# [What is needed]
Reproduce the listing below without any change.

Stored data:
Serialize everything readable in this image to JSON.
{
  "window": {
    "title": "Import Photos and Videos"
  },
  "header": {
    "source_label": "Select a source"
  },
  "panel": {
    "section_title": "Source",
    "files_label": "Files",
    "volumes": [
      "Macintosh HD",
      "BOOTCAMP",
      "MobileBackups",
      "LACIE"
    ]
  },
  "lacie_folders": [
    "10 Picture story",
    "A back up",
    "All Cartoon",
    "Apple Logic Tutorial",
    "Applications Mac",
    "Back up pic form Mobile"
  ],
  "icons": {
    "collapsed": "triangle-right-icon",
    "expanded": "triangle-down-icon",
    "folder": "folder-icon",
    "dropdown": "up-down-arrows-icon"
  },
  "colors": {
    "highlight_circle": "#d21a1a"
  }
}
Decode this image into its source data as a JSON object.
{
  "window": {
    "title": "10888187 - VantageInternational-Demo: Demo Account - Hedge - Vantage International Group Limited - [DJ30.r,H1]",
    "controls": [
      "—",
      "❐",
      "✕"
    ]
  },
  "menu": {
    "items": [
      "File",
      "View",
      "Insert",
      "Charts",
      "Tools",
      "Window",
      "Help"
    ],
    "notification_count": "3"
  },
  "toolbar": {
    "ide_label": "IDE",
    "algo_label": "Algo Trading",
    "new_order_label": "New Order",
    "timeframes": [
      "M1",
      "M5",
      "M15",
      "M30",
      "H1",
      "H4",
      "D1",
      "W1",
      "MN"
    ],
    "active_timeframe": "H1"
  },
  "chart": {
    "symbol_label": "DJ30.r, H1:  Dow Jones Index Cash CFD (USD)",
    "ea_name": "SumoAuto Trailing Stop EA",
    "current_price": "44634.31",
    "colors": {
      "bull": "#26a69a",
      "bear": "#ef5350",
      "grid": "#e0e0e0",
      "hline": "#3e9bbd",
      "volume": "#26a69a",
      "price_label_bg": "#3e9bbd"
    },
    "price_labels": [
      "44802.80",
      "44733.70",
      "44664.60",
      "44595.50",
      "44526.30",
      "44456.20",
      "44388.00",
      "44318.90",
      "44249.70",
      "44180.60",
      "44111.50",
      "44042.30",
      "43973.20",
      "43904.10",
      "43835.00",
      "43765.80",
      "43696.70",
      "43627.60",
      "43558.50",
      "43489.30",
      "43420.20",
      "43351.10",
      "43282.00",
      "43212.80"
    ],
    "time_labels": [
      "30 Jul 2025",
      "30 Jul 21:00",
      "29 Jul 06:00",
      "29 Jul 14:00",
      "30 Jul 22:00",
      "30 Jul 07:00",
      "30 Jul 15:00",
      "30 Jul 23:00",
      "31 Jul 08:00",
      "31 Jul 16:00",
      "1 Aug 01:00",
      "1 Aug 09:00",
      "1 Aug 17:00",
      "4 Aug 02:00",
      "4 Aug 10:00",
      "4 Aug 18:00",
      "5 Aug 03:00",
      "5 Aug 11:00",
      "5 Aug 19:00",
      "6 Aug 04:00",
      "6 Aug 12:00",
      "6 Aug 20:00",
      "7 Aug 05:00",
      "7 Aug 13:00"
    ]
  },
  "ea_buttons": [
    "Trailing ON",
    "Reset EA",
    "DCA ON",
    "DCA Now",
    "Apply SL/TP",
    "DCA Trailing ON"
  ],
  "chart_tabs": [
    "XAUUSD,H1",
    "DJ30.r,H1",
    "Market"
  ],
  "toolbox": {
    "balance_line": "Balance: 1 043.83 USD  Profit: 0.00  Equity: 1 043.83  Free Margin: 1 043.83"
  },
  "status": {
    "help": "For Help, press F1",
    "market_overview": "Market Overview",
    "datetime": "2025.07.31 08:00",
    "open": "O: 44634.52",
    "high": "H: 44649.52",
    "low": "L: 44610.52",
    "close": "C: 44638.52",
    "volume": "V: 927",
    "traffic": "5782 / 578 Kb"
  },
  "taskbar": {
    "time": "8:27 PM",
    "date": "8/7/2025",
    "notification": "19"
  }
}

# [Correct result]
Serialize everything readable in this image to JSON.
{
  "window": {
    "title": "Import Photos and Videos"
  },
  "header": {
    "source_label": "Select a source"
  },
  "panel": {
    "section_title": "Source",
    "files_label": "Files",
    "volumes": [
      "Macintosh HD",
      "BOOTCAMP",
      "MobileBackups",
      "LACIE"
    ]
  },
  "lacie_folders": [
    "10 Picture story",
    "A back up",
    "All Cartoon",
    "Apple Logic Tutorial",
    "Applications Mac",
    "Back up pic form Mobile"
  ],
  "icons": {
    "collapsed": "triangle-right-icon",
    "expanded": "triangle-down-icon",
    "folder": "folder-icon",
    "dropdown": "up-down-arrows-icon"
  },
  "colors": {
    "highlight_circle": "#d21a1a"
  }
}
Decode this image into its source data as a JSON object.
{
  "window": {
    "title": "10888187 - VantageInternational-Demo: Demo Account - Hedge - Vantage International Group Limited - [DJ30.r,H1]",
    "controls": [
      "—",
      "❐",
      "✕"
    ]
  },
  "menu": {
    "items": [
      "File",
      "View",
      "Insert",
      "Charts",
      "Tools",
      "Window",
      "Help"
    ],
    "notification_count": "3"
  },
  "toolbar": {
    "ide_label": "IDE",
    "algo_label": "Algo Trading",
    "new_order_label": "New Order",
    "timeframes": [
      "M1",
      "M5",
      "M15",
      "M30",
      "H1",
      "H4",
      "D1",
      "W1",
      "MN"
    ],
    "active_timeframe": "H1"
  },
  "chart": {
    "symbol_label": "DJ30.r, H1:  Dow Jones Index Cash CFD (USD)",
    "ea_name": "SumoAuto Trailing Stop EA",
    "current_price": "44634.31",
    "colors": {
      "bull": "#26a69a",
      "bear": "#ef5350",
      "grid": "#e0e0e0",
      "hline": "#3e9bbd",
      "volume": "#26a69a",
      "price_label_bg": "#3e9bbd"
    },
    "price_labels": [
      "44802.80",
      "44733.70",
      "44664.60",
      "44595.50",
      "44526.30",
      "44456.20",
      "44388.00",
      "44318.90",
      "44249.70",
      "44180.60",
      "44111.50",
      "44042.30",
      "43973.20",
      "43904.10",
      "43835.00",
      "43765.80",
      "43696.70",
      "43627.60",
      "43558.50",
      "43489.30",
      "43420.20",
      "43351.10",
      "43282.00",
      "43212.80"
    ],
    "time_labels": [
      "30 Jul 2025",
      "30 Jul 21:00",
      "29 Jul 06:00",
      "29 Jul 14:00",
      "30 Jul 22:00",
      "30 Jul 07:00",
      "30 Jul 15:00",
      "30 Jul 23:00",
      "31 Jul 08:00",
      "31 Jul 16:00",
      "1 Aug 01:00",
      "1 Aug 09:00",
      "1 Aug 17:00",
      "4 Aug 02:00",
      "4 Aug 10:00",
      "4 Aug 18:00",
      "5 Aug 03:00",
      "5 Aug 11:00",
      "5 Aug 19:00",
      "6 Aug 04:00",
      "6 Aug 12:00",
      "6 Aug 20:00",
      "7 Aug 05:00",
      "7 Aug 13:00"
    ]
  },
  "ea_buttons": [
    "Trailing ON",
    "Reset EA",
    "DCA ON",
    "DCA Now",
    "Apply SL/TP",
    "DCA Trailing ON"
  ],
  "chart_tabs": [
    "XAUUSD,H1",
    "DJ30.r,H1",
    "Market"
  ],
  "toolbox": {
    "balance_line": "Balance: 1 043.83 USD  Profit: 0.00  Equity: 1 043.83  Free Margin: 1 043.83"
  },
  "status": {
    "help": "For Help, press F1",
    "market_overview": "Market Overview",
    "datetime": "2025.07.31 08:00",
    "open": "O: 44634.52",
    "high": "H: 44649.52",
    "low": "L: 44610.52",
    "close": "C: 44638.52",
    "volume": "V: 927",
    "traffic": "5782 / 578 Kb"
  },
  "taskbar": {
    "time": "8:27 PM",
    "date": "8/7/2025",
    "notification": "19"
  }
}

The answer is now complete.